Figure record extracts
__________
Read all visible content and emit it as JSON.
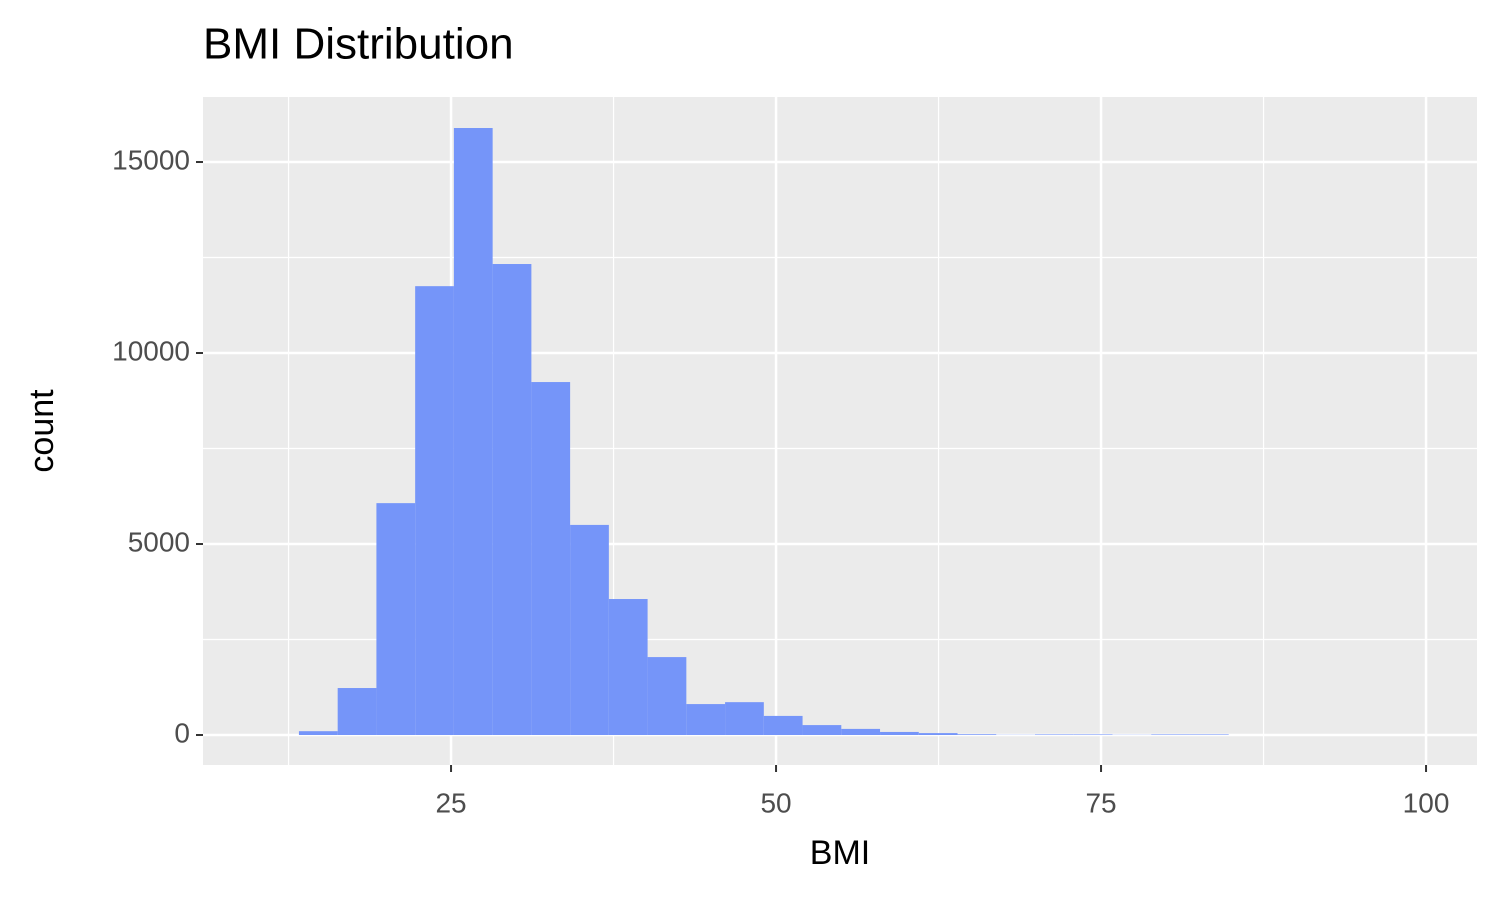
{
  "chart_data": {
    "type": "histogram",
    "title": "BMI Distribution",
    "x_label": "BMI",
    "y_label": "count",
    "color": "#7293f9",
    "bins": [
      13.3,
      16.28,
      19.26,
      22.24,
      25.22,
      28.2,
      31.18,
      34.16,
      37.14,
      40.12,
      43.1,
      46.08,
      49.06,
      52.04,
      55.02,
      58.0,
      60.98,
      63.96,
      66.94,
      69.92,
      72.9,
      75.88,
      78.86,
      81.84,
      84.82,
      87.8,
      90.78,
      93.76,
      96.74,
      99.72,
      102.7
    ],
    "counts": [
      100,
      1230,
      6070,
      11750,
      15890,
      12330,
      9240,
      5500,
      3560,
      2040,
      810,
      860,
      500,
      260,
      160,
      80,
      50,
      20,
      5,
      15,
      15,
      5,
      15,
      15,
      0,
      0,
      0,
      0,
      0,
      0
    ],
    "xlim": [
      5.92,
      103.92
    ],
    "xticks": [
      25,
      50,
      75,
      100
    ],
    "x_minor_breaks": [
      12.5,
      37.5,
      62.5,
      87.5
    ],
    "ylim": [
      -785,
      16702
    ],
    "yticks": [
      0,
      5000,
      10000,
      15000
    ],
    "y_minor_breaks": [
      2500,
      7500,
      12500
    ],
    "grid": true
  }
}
__________
Written task ::
Write the records out once more, exactly as they appear, with no pictures.

The output ::
Read all visible content and emit it as JSON.
{
  "chart_data": {
    "type": "histogram",
    "title": "BMI Distribution",
    "x_label": "BMI",
    "y_label": "count",
    "color": "#7293f9",
    "bins": [
      13.3,
      16.28,
      19.26,
      22.24,
      25.22,
      28.2,
      31.18,
      34.16,
      37.14,
      40.12,
      43.1,
      46.08,
      49.06,
      52.04,
      55.02,
      58.0,
      60.98,
      63.96,
      66.94,
      69.92,
      72.9,
      75.88,
      78.86,
      81.84,
      84.82,
      87.8,
      90.78,
      93.76,
      96.74,
      99.72,
      102.7
    ],
    "counts": [
      100,
      1230,
      6070,
      11750,
      15890,
      12330,
      9240,
      5500,
      3560,
      2040,
      810,
      860,
      500,
      260,
      160,
      80,
      50,
      20,
      5,
      15,
      15,
      5,
      15,
      15,
      0,
      0,
      0,
      0,
      0,
      0
    ],
    "xlim": [
      5.92,
      103.92
    ],
    "xticks": [
      25,
      50,
      75,
      100
    ],
    "x_minor_breaks": [
      12.5,
      37.5,
      62.5,
      87.5
    ],
    "ylim": [
      -785,
      16702
    ],
    "yticks": [
      0,
      5000,
      10000,
      15000
    ],
    "y_minor_breaks": [
      2500,
      7500,
      12500
    ],
    "grid": true
  }
}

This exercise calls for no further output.